» **DATA ENTRIES**

▶

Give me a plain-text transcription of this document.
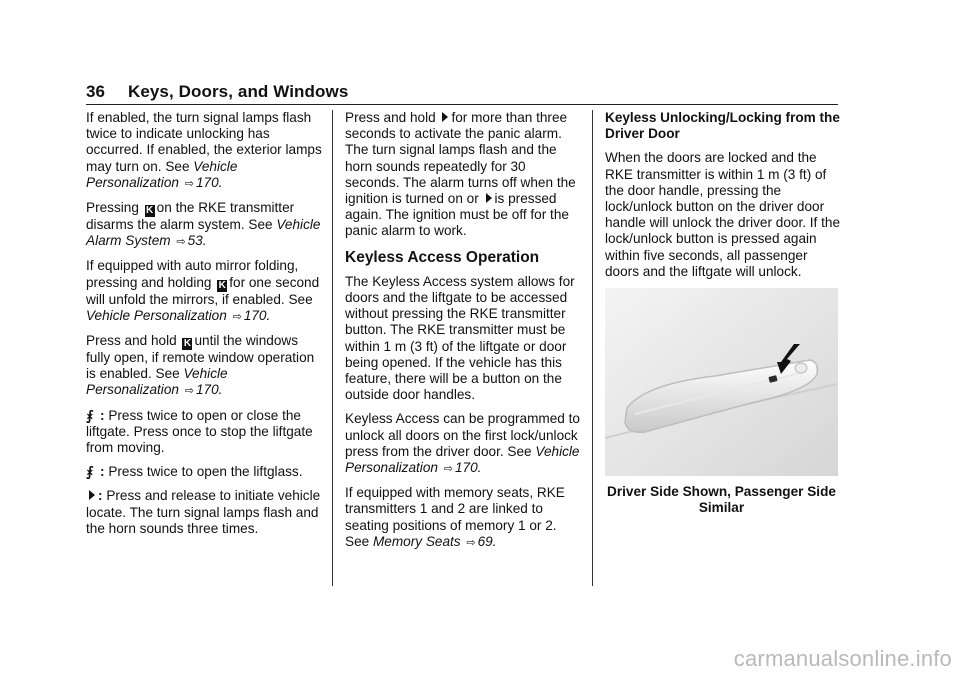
36 Keys, Doors, and Windows

If enabled, the turn signal lamps flash twice to indicate unlocking has occurred. If enabled, the exterior lamps may turn on. See Vehicle Personalization ⇨ 170.

Pressing K on the RKE transmitter disarms the alarm system. See Vehicle Alarm System ⇨ 53.

If equipped with auto mirror folding, pressing and holding K for one second will unfold the mirrors, if enabled. See Vehicle Personalization ⇨ 170.

Press and hold K until the windows fully open, if remote window operation is enabled. See Vehicle Personalization ⇨ 170.

⨘ : Press twice to open or close the liftgate. Press once to stop the liftgate from moving.

⨘ : Press twice to open the liftglass.

: Press and release to initiate vehicle locate. The turn signal lamps flash and the horn sounds three times.

Press and hold for more than three seconds to activate the panic alarm. The turn signal lamps flash and the horn sounds repeatedly for 30 seconds. The alarm turns off when the ignition is turned on or is pressed again. The ignition must be off for the panic alarm to work.

Keyless Access Operation

The Keyless Access system allows for doors and the liftgate to be accessed without pressing the RKE transmitter button. The RKE transmitter must be within 1 m (3 ft) of the liftgate or door being opened. If the vehicle has this feature, there will be a button on the outside door handles.

Keyless Access can be programmed to unlock all doors on the first lock/unlock press from the driver door. See Vehicle Personalization ⇨ 170.

If equipped with memory seats, RKE transmitters 1 and 2 are linked to seating positions of memory 1 or 2. See Memory Seats ⇨ 69.

Keyless Unlocking/Locking from the Driver Door

When the doors are locked and the RKE transmitter is within 1 m (3 ft) of the door handle, pressing the lock/unlock button on the driver door handle will unlock the driver door. If the lock/unlock button is pressed again within five seconds, all passenger doors and the liftgate will unlock.

Driver Side Shown, Passenger Side Similar
carmanualsonline.info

◀

Without the pictures, output the full listing exactly as it stands.

» **WORKED SOLUTION**
Give me a plain-text transcription of this document.
36 Keys, Doors, and Windows

If enabled, the turn signal lamps flash twice to indicate unlocking has occurred. If enabled, the exterior lamps may turn on. See Vehicle Personalization ⇨ 170.

Pressing K on the RKE transmitter disarms the alarm system. See Vehicle Alarm System ⇨ 53.

If equipped with auto mirror folding, pressing and holding K for one second will unfold the mirrors, if enabled. See Vehicle Personalization ⇨ 170.

Press and hold K until the windows fully open, if remote window operation is enabled. See Vehicle Personalization ⇨ 170.

⨘ : Press twice to open or close the liftgate. Press once to stop the liftgate from moving.

⨘ : Press twice to open the liftglass.

: Press and release to initiate vehicle locate. The turn signal lamps flash and the horn sounds three times.

Press and hold for more than three seconds to activate the panic alarm. The turn signal lamps flash and the horn sounds repeatedly for 30 seconds. The alarm turns off when the ignition is turned on or is pressed again. The ignition must be off for the panic alarm to work.

Keyless Access Operation

The Keyless Access system allows for doors and the liftgate to be accessed without pressing the RKE transmitter button. The RKE transmitter must be within 1 m (3 ft) of the liftgate or door being opened. If the vehicle has this feature, there will be a button on the outside door handles.

Keyless Access can be programmed to unlock all doors on the first lock/unlock press from the driver door. See Vehicle Personalization ⇨ 170.

If equipped with memory seats, RKE transmitters 1 and 2 are linked to seating positions of memory 1 or 2. See Memory Seats ⇨ 69.

Keyless Unlocking/Locking from the Driver Door

When the doors are locked and the RKE transmitter is within 1 m (3 ft) of the door handle, pressing the lock/unlock button on the driver door handle will unlock the driver door. If the lock/unlock button is pressed again within five seconds, all passenger doors and the liftgate will unlock.

Driver Side Shown, Passenger Side Similar
carmanualsonline.info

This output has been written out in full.